* [SHORT EXERCISE]: Extract the lines that hold the string "dominate".

Data records:
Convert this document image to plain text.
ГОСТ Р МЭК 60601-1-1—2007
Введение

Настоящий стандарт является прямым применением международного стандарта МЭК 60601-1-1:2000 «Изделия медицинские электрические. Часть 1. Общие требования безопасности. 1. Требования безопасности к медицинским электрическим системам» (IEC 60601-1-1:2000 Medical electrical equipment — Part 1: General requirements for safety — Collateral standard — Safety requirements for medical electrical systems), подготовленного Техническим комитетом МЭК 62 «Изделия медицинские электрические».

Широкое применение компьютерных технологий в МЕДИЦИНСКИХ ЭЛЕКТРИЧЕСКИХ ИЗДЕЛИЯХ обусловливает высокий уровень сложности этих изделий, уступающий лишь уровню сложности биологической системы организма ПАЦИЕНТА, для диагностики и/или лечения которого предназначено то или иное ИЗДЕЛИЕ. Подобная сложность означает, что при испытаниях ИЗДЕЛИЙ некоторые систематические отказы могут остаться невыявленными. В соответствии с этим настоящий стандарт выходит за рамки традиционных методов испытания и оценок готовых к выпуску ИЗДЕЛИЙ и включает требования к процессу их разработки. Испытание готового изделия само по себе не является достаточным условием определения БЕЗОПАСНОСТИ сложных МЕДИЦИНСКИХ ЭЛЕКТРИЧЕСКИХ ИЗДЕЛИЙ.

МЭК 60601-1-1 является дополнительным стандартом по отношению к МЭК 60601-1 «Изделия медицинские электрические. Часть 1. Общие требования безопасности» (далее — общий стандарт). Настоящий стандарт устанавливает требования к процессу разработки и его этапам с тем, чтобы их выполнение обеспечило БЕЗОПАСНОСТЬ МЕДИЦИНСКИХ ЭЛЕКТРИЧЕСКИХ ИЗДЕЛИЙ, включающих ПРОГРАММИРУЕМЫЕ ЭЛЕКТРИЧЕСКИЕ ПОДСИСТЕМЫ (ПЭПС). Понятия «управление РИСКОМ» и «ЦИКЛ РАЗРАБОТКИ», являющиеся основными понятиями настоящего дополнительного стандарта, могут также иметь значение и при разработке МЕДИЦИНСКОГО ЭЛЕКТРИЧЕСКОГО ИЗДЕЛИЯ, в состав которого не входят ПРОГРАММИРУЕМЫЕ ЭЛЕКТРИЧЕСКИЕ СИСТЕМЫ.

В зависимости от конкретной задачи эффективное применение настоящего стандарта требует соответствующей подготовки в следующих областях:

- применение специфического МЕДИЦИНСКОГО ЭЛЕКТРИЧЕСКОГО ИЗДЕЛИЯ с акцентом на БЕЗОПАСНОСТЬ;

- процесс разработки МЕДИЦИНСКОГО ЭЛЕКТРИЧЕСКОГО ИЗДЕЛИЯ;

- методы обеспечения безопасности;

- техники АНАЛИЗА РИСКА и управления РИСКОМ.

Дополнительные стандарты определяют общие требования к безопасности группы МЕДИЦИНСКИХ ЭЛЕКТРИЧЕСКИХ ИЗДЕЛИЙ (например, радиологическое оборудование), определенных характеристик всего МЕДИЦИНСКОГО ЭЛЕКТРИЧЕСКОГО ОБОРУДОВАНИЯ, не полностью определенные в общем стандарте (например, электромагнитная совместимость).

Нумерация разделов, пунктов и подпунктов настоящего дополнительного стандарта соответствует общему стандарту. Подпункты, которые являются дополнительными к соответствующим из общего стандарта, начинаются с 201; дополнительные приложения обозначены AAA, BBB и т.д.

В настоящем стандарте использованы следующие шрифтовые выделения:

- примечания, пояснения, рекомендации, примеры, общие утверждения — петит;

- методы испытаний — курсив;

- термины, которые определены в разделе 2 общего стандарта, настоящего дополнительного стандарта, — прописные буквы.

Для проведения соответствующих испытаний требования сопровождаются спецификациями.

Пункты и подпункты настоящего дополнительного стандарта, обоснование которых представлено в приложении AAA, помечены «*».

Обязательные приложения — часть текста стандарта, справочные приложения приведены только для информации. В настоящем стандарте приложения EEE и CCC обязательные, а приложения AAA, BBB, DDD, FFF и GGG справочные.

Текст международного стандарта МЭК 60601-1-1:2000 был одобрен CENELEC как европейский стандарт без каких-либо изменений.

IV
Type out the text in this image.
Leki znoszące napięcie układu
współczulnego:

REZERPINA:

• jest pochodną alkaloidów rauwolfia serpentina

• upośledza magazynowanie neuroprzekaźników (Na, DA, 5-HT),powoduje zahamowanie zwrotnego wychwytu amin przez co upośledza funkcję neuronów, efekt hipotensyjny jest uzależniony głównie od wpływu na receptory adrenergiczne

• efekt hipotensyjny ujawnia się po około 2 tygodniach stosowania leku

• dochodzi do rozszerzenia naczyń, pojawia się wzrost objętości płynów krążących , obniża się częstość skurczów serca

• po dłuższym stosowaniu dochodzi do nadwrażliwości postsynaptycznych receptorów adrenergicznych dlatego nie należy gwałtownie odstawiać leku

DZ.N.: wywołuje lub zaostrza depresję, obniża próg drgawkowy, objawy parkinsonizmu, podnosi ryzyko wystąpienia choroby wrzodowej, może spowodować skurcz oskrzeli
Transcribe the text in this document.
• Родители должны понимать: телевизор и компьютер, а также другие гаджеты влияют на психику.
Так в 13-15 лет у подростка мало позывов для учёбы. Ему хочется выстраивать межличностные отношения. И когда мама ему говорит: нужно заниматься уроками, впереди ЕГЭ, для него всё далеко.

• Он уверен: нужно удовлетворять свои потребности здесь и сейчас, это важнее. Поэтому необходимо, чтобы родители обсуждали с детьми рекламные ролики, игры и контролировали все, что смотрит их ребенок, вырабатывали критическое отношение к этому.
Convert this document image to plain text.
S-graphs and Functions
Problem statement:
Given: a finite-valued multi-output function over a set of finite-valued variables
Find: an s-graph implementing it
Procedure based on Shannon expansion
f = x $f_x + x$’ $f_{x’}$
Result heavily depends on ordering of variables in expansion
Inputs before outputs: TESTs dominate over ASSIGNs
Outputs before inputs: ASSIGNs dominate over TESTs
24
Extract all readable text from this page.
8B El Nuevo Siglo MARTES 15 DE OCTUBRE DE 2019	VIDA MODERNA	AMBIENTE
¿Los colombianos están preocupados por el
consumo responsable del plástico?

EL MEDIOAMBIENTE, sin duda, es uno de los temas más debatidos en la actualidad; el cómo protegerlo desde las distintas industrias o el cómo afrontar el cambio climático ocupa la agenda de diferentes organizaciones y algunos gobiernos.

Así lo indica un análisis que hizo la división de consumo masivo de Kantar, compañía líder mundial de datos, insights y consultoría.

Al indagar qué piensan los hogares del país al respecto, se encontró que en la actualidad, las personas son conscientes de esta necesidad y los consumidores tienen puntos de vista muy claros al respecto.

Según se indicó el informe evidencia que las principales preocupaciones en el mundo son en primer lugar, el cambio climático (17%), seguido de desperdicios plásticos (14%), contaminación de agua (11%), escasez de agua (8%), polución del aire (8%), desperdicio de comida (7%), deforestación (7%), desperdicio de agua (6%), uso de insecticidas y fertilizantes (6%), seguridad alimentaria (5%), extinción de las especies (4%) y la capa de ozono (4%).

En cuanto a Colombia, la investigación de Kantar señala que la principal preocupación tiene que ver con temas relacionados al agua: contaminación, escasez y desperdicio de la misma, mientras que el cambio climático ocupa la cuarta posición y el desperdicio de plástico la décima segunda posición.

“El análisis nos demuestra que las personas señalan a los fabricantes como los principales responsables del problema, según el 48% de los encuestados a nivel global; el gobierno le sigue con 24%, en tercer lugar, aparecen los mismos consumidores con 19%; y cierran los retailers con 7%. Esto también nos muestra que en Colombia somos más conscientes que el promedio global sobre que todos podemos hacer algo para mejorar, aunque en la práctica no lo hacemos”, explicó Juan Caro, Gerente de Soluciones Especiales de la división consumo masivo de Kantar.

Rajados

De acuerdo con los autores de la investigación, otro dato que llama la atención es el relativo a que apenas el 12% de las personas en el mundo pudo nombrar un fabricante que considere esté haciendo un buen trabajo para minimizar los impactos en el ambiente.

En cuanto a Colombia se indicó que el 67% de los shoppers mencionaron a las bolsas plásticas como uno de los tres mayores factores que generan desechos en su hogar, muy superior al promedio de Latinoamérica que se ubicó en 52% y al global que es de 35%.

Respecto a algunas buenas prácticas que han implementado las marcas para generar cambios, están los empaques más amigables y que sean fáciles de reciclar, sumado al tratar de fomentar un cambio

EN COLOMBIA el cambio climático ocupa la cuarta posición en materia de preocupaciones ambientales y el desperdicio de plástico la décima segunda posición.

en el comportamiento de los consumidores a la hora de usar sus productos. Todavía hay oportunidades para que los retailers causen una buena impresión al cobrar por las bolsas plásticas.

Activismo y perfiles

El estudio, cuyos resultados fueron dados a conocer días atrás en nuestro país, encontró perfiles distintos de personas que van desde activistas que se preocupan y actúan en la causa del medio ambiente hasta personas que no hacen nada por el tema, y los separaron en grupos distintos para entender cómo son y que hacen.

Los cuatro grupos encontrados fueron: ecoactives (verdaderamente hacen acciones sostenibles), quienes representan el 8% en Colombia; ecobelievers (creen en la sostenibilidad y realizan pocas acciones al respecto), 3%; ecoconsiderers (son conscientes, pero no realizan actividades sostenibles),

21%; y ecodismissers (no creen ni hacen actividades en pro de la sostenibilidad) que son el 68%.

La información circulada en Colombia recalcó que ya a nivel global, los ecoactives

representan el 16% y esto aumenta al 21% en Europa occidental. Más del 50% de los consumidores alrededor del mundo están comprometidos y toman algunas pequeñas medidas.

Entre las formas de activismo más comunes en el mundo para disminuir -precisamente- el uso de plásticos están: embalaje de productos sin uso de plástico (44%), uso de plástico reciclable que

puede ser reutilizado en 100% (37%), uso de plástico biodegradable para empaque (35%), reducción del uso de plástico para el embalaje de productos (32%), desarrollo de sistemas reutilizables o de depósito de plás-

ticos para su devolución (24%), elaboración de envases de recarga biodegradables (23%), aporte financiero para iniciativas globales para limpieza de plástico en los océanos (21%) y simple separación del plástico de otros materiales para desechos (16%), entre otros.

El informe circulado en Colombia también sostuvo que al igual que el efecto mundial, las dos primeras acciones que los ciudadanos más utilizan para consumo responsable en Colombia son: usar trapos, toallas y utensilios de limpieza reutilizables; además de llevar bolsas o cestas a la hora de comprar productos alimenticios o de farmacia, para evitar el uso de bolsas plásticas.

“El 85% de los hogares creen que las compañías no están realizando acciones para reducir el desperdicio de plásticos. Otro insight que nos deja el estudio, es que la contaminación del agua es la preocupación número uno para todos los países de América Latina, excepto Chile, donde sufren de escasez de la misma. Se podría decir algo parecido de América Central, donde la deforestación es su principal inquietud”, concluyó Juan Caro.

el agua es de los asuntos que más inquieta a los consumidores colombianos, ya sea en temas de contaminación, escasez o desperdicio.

* [TASK RESPONSE]:
Inputs before outputs: TESTs dominate over ASSIGNs
Outputs before inputs: ASSIGNs dominate over TESTs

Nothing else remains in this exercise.